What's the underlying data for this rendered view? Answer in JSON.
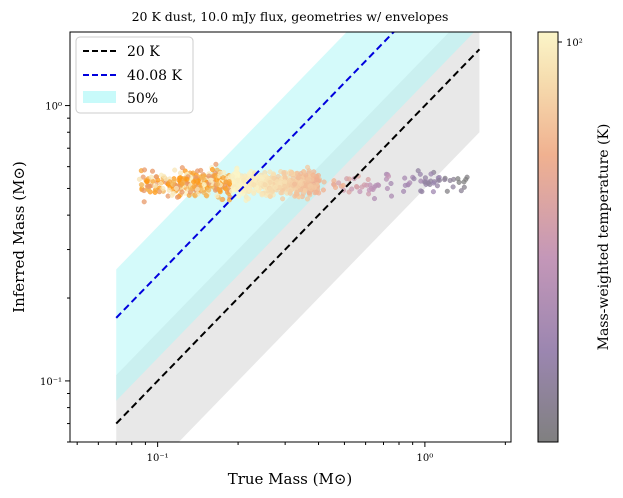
{
  "chart_data": {
    "type": "scatter",
    "title": "20 K dust, 10.0 mJy flux, geometries w/ envelopes",
    "xlabel": "True Mass (M⊙)",
    "ylabel": "Inferred Mass (M⊙)",
    "xscale": "log",
    "yscale": "log",
    "xlim": [
      0.047,
      2.1
    ],
    "ylim": [
      0.06,
      1.85
    ],
    "xticks": [
      {
        "value": 0.1,
        "label": "10⁻¹"
      },
      {
        "value": 1.0,
        "label": "10⁰"
      }
    ],
    "yticks": [
      {
        "value": 0.1,
        "label": "10⁻¹"
      },
      {
        "value": 1.0,
        "label": "10⁰"
      }
    ],
    "legend": {
      "placement": "upper-left",
      "entries": [
        {
          "label": "20 K",
          "style": "dashed",
          "color": "#000000"
        },
        {
          "label": "40.08 K",
          "style": "dashed",
          "color": "#0000dd"
        },
        {
          "label": "50%",
          "style": "patch",
          "color": "#c8fafa"
        }
      ]
    },
    "lines": [
      {
        "name": "20 K",
        "slope": 1.0,
        "factor": 1.0,
        "x_range": [
          0.07,
          1.6
        ],
        "color": "#000000"
      },
      {
        "name": "40.08 K",
        "slope": 1.0,
        "factor": 2.42,
        "x_range": [
          0.07,
          1.6
        ],
        "color": "#0000dd"
      }
    ],
    "bands": [
      {
        "name": "20 K 50%",
        "factor_low": 0.5,
        "factor_high": 1.5,
        "color": "#d8d8d8",
        "opacity": 0.6
      },
      {
        "name": "50%",
        "factor_low": 1.21,
        "factor_high": 3.63,
        "color": "#b0f5f5",
        "opacity": 0.55
      }
    ],
    "scatter": {
      "n_points": 900,
      "x_range": [
        0.085,
        1.45
      ],
      "y_center": 0.52,
      "y_spread": 0.04,
      "temperature_range": [
        2,
        150
      ]
    },
    "colorbar": {
      "label": "Mass-weighted temperature (K)",
      "tick_label": "10²",
      "tick_value": 100,
      "range": [
        2,
        150
      ],
      "colors": [
        "#808080",
        "#9b86b0",
        "#c497b8",
        "#f0b190",
        "#f6dcae",
        "#fbf5c8"
      ]
    }
  }
}
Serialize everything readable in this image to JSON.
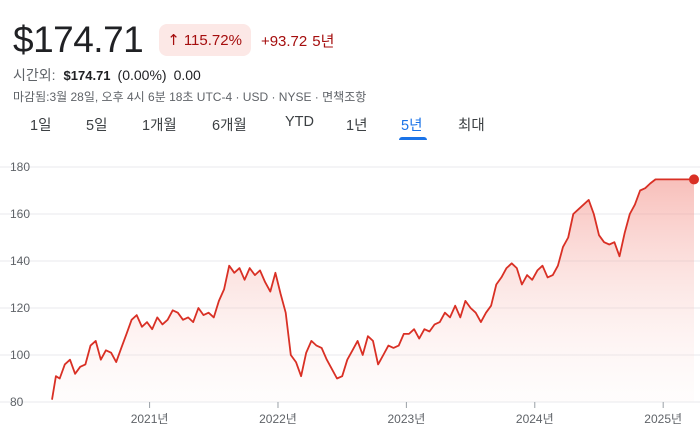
{
  "header": {
    "price": "$174.71",
    "change_pct": "115.72%",
    "change_abs": "+93.72",
    "period": "5년",
    "arrow_icon": "arrow-up-icon"
  },
  "after_hours": {
    "label": "시간외:",
    "price": "$174.71",
    "pct": "(0.00%)",
    "abs": "0.00"
  },
  "meta": {
    "text": "마감됨:3월 28일, 오후 4시 6분 18초 UTC-4 · USD · NYSE · 면책조항"
  },
  "tabs": [
    "1일",
    "5일",
    "1개월",
    "6개월",
    "YTD",
    "1년",
    "5년",
    "최대"
  ],
  "active_tab": "5년",
  "colors": {
    "line": "#d93025",
    "fill": "#fce8e6",
    "badge_bg": "#fce8e6",
    "badge_text": "#a50e0e",
    "active_tab": "#1a73e8",
    "grid": "#e8eaed"
  },
  "chart_data": {
    "type": "area",
    "title": "",
    "xlabel": "",
    "ylabel": "",
    "ylim": [
      80,
      180
    ],
    "yticks": [
      80,
      100,
      120,
      140,
      160,
      180
    ],
    "xticks": [
      {
        "label": "2021년",
        "x": 2021.0
      },
      {
        "label": "2022년",
        "x": 2022.0
      },
      {
        "label": "2023년",
        "x": 2023.0
      },
      {
        "label": "2024년",
        "x": 2024.0
      },
      {
        "label": "2025년",
        "x": 2025.0
      }
    ],
    "xlim": [
      2020.24,
      2025.24
    ],
    "grid": true,
    "legend": "none",
    "series": [
      {
        "x": [
          2020.24,
          2020.27,
          2020.3,
          2020.34,
          2020.38,
          2020.42,
          2020.46,
          2020.5,
          2020.54,
          2020.58,
          2020.62,
          2020.66,
          2020.7,
          2020.74,
          2020.78,
          2020.82,
          2020.86,
          2020.9,
          2020.94,
          2020.98,
          2021.02,
          2021.06,
          2021.1,
          2021.14,
          2021.18,
          2021.22,
          2021.26,
          2021.3,
          2021.34,
          2021.38,
          2021.42,
          2021.46,
          2021.5,
          2021.54,
          2021.58,
          2021.62,
          2021.66,
          2021.7,
          2021.74,
          2021.78,
          2021.82,
          2021.86,
          2021.9,
          2021.94,
          2021.98,
          2022.02,
          2022.06,
          2022.1,
          2022.14,
          2022.18,
          2022.22,
          2022.26,
          2022.3,
          2022.34,
          2022.38,
          2022.42,
          2022.46,
          2022.5,
          2022.54,
          2022.58,
          2022.62,
          2022.66,
          2022.7,
          2022.74,
          2022.78,
          2022.82,
          2022.86,
          2022.9,
          2022.94,
          2022.98,
          2023.02,
          2023.06,
          2023.1,
          2023.14,
          2023.18,
          2023.22,
          2023.26,
          2023.3,
          2023.34,
          2023.38,
          2023.42,
          2023.46,
          2023.5,
          2023.54,
          2023.58,
          2023.62,
          2023.66,
          2023.7,
          2023.74,
          2023.78,
          2023.82,
          2023.86,
          2023.9,
          2023.94,
          2023.98,
          2024.02,
          2024.06,
          2024.1,
          2024.14,
          2024.18,
          2024.22,
          2024.26,
          2024.3,
          2024.34,
          2024.38,
          2024.42,
          2024.46,
          2024.5,
          2024.54,
          2024.58,
          2024.62,
          2024.66,
          2024.7,
          2024.74,
          2024.78,
          2024.82,
          2024.86,
          2024.9,
          2024.94,
          2024.98,
          2025.02,
          2025.06,
          2025.1,
          2025.14,
          2025.18,
          2025.22,
          2025.24
        ],
        "values": [
          81,
          91,
          90,
          96,
          98,
          92,
          95,
          96,
          104,
          106,
          98,
          102,
          101,
          97,
          103,
          109,
          115,
          117,
          112,
          114,
          111,
          116,
          113,
          115,
          119,
          118,
          115,
          116,
          114,
          120,
          117,
          118,
          116,
          123,
          128,
          138,
          135,
          137,
          132,
          137,
          134,
          136,
          131,
          127,
          135,
          126,
          118,
          100,
          97,
          91,
          101,
          106,
          104,
          103,
          98,
          94,
          90,
          91,
          98,
          102,
          106,
          100,
          108,
          106,
          96,
          100,
          104,
          103,
          104,
          109,
          109,
          111,
          107,
          111,
          110,
          113,
          114,
          118,
          116,
          121,
          116,
          123,
          120,
          118,
          114,
          118,
          121,
          130,
          133,
          137,
          139,
          137,
          130,
          134,
          132,
          136,
          138,
          133,
          134,
          138,
          146,
          150,
          160,
          162,
          164,
          166,
          160,
          151,
          148,
          147,
          148,
          142,
          152,
          160,
          164,
          170,
          171,
          173,
          174.71,
          174.71,
          174.71,
          174.71,
          174.71,
          174.71,
          174.71,
          174.71,
          174.71
        ]
      }
    ]
  }
}
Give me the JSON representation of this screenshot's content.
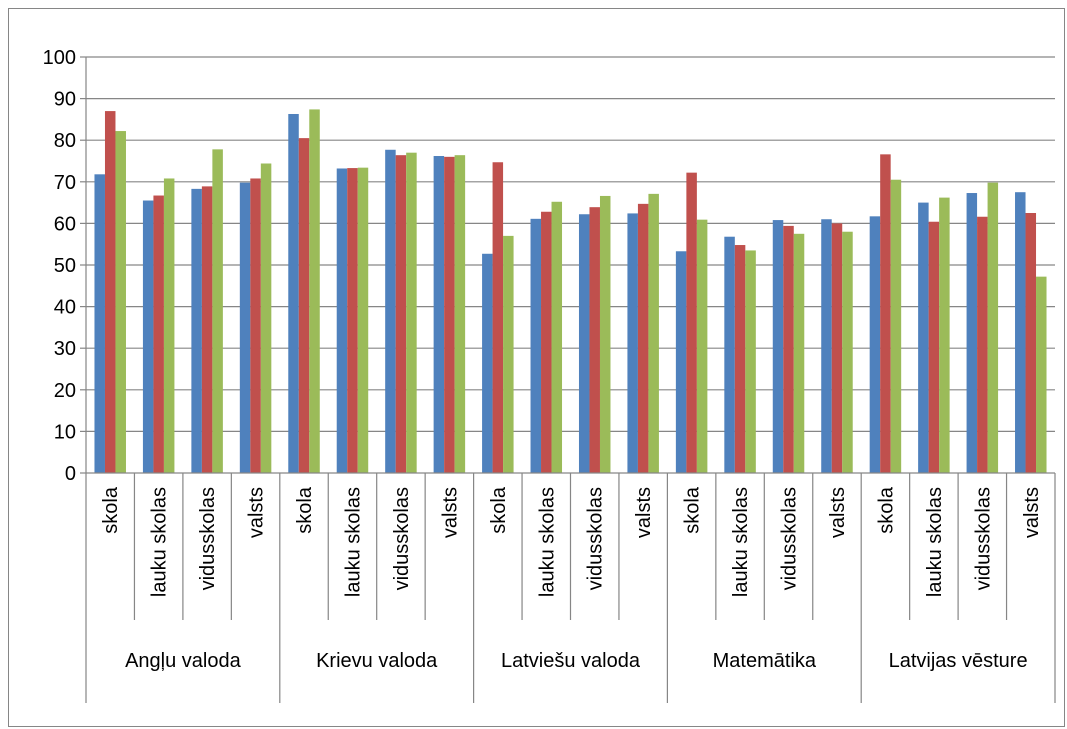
{
  "chart_data": {
    "type": "bar",
    "title": "",
    "xlabel": "",
    "ylabel": "",
    "ylim": [
      0,
      100
    ],
    "yticks": [
      0,
      10,
      20,
      30,
      40,
      50,
      60,
      70,
      80,
      90,
      100
    ],
    "grid": true,
    "legend": "none",
    "groups": [
      "Angļu valoda",
      "Krievu valoda",
      "Latviešu valoda",
      "Matemātika",
      "Latvijas vēsture"
    ],
    "subcategories": [
      "skola",
      "lauku skolas",
      "vidusskolas",
      "valsts"
    ],
    "categories": [
      "skola",
      "lauku skolas",
      "vidusskolas",
      "valsts",
      "skola",
      "lauku skolas",
      "vidusskolas",
      "valsts",
      "skola",
      "lauku skolas",
      "vidusskolas",
      "valsts",
      "skola",
      "lauku skolas",
      "vidusskolas",
      "valsts",
      "skola",
      "lauku skolas",
      "vidusskolas",
      "valsts"
    ],
    "series": [
      {
        "color": "#4F81BD",
        "values": [
          71.8,
          65.5,
          68.3,
          69.8,
          86.3,
          73.2,
          77.7,
          76.2,
          52.7,
          61.1,
          62.2,
          62.4,
          53.3,
          56.8,
          60.8,
          61.0,
          61.7,
          65.0,
          67.3,
          67.5
        ]
      },
      {
        "color": "#C0504D",
        "values": [
          87.0,
          66.7,
          68.9,
          70.8,
          80.5,
          73.3,
          76.4,
          76.0,
          74.7,
          62.8,
          63.9,
          64.7,
          72.2,
          54.8,
          59.4,
          60.0,
          76.6,
          60.4,
          61.6,
          62.5
        ]
      },
      {
        "color": "#9BBB59",
        "values": [
          82.2,
          70.8,
          77.8,
          74.4,
          87.4,
          73.4,
          77.0,
          76.4,
          57.0,
          65.2,
          66.6,
          67.1,
          60.9,
          53.5,
          57.5,
          58.0,
          70.5,
          66.2,
          69.8,
          47.2
        ]
      }
    ]
  }
}
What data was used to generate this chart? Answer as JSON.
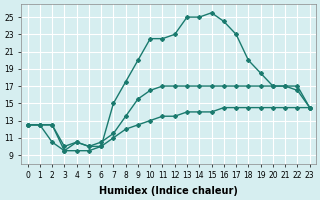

◆ Task goal ◆
Select the lines from the entries that include the word "Mass".

◆ Response ◆
    "xlabel": "True Mass (M⊙)",
    "ylabel": "Inferred Mass (M⊙)",
      "label": "Mass-weighted temperature (K)",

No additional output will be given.